Copy out the data exactly, leaving the pictures behind.

■ Stored rows:
__________
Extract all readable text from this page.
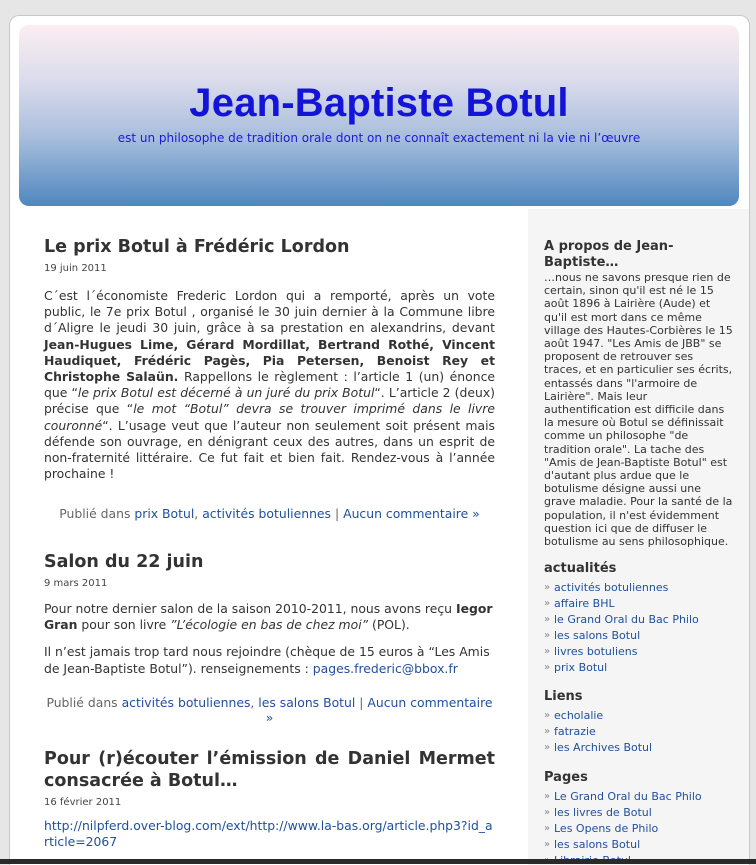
Jean-Baptiste Botul
est un philosophe de tradition orale dont on ne connaît exactement ni la vie ni l’œuvre
Le prix Botul à Frédéric Lordon
19 juin 2011

C´est l´économiste Frederic Lordon qui a remporté, après un vote public, le 7e prix Botul , organisé le 30 juin dernier à la Commune libre d´Aligre le jeudi 30 juin, grâce à sa prestation en alexandrins, devant Jean-Hugues Lime, Gérard Mordillat, Bertrand Rothé, Vincent Haudiquet, Frédéric Pagès, Pia Petersen, Benoist Rey et Christophe Salaün. Rappellons le règlement : l’article 1 (un) énonce que “le prix Botul est décerné à un juré du prix Botul“. L’article 2 (deux) précise que “le mot “Botul” devra se trouver imprimé dans le livre couronné“. L’usage veut que l’auteur non seulement soit présent mais défende son ouvrage, en dénigrant ceux des autres, dans un esprit de non-fraternité littéraire. Ce fut fait et bien fait. Rendez-vous à l’année prochaine !

Publié dans prix Botul, activités botuliennes | Aucun commentaire »
Salon du 22 juin
9 mars 2011

Pour notre dernier salon de la saison 2010-2011, nous avons reçu Iegor Gran pour son livre ”L’écologie en bas de chez moi” (POL).

Il n’est jamais trop tard nous rejoindre (chèque de 15 euros à “Les Amis de Jean-Baptiste Botul”). renseignements : pages.frederic@bbox.fr

Publié dans activités botuliennes, les salons Botul | Aucun commentaire »
Pour (r)écouter l’émission de Daniel Mermet consacrée à Botul…
16 février 2011

http://nilpferd.over-blog.com/ext/http://www.la-bas.org/article.php3?id_article=2067

A propos de Jean-Baptiste…
…nous ne savons presque rien de certain, sinon qu'il est né le 15 août 1896 à Lairière (Aude) et qu'il est mort dans ce même village des Hautes-Corbières le 15 août 1947. "Les Amis de JBB" se proposent de retrouver ses traces, et en particulier ses écrits, entassés dans "l'armoire de Lairière". Mais leur authentification est difficile dans la mesure où Botul se définissait comme un philosophe "de tradition orale". La tache des "Amis de Jean-Baptiste Botul" est d'autant plus ardue que le botulisme désigne aussi une grave maladie. Pour la santé de la population, il n'est évidemment question ici que de diffuser le botulisme au sens philosophique.
actualités
» activités botuliennes
» affaire BHL
» le Grand Oral du Bac Philo
» les salons Botul
» livres botuliens
» prix Botul
Liens
» echolalie
» fatrazie
» les Archives Botul
Pages
» Le Grand Oral du Bac Philo
» les livres de Botul
» Les Opens de Philo
» les salons Botul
__________
■ Written solution:
Extract all readable text from this page.
Jean-Baptiste Botul
est un philosophe de tradition orale dont on ne connaît exactement ni la vie ni l’œuvre
Le prix Botul à Frédéric Lordon
19 juin 2011

C´est l´économiste Frederic Lordon qui a remporté, après un vote public, le 7e prix Botul , organisé le 30 juin dernier à la Commune libre d´Aligre le jeudi 30 juin, grâce à sa prestation en alexandrins, devant Jean-Hugues Lime, Gérard Mordillat, Bertrand Rothé, Vincent Haudiquet, Frédéric Pagès, Pia Petersen, Benoist Rey et Christophe Salaün. Rappellons le règlement : l’article 1 (un) énonce que “le prix Botul est décerné à un juré du prix Botul“. L’article 2 (deux) précise que “le mot “Botul” devra se trouver imprimé dans le livre couronné“. L’usage veut que l’auteur non seulement soit présent mais défende son ouvrage, en dénigrant ceux des autres, dans un esprit de non-fraternité littéraire. Ce fut fait et bien fait. Rendez-vous à l’année prochaine !

Publié dans prix Botul, activités botuliennes | Aucun commentaire »
Salon du 22 juin
9 mars 2011

Pour notre dernier salon de la saison 2010-2011, nous avons reçu Iegor Gran pour son livre ”L’écologie en bas de chez moi” (POL).

Il n’est jamais trop tard nous rejoindre (chèque de 15 euros à “Les Amis de Jean-Baptiste Botul”). renseignements : pages.frederic@bbox.fr

Publié dans activités botuliennes, les salons Botul | Aucun commentaire »
Pour (r)écouter l’émission de Daniel Mermet consacrée à Botul…
16 février 2011

http://nilpferd.over-blog.com/ext/http://www.la-bas.org/article.php3?id_article=2067

A propos de Jean-Baptiste…
…nous ne savons presque rien de certain, sinon qu'il est né le 15 août 1896 à Lairière (Aude) et qu'il est mort dans ce même village des Hautes-Corbières le 15 août 1947. "Les Amis de JBB" se proposent de retrouver ses traces, et en particulier ses écrits, entassés dans "l'armoire de Lairière". Mais leur authentification est difficile dans la mesure où Botul se définissait comme un philosophe "de tradition orale". La tache des "Amis de Jean-Baptiste Botul" est d'autant plus ardue que le botulisme désigne aussi une grave maladie. Pour la santé de la population, il n'est évidemment question ici que de diffuser le botulisme au sens philosophique.
actualités
» activités botuliennes
» affaire BHL
» le Grand Oral du Bac Philo
» les salons Botul
» livres botuliens
» prix Botul
Liens
» echolalie
» fatrazie
» les Archives Botul
Pages
» Le Grand Oral du Bac Philo
» les livres de Botul
» Les Opens de Philo
» les salons Botul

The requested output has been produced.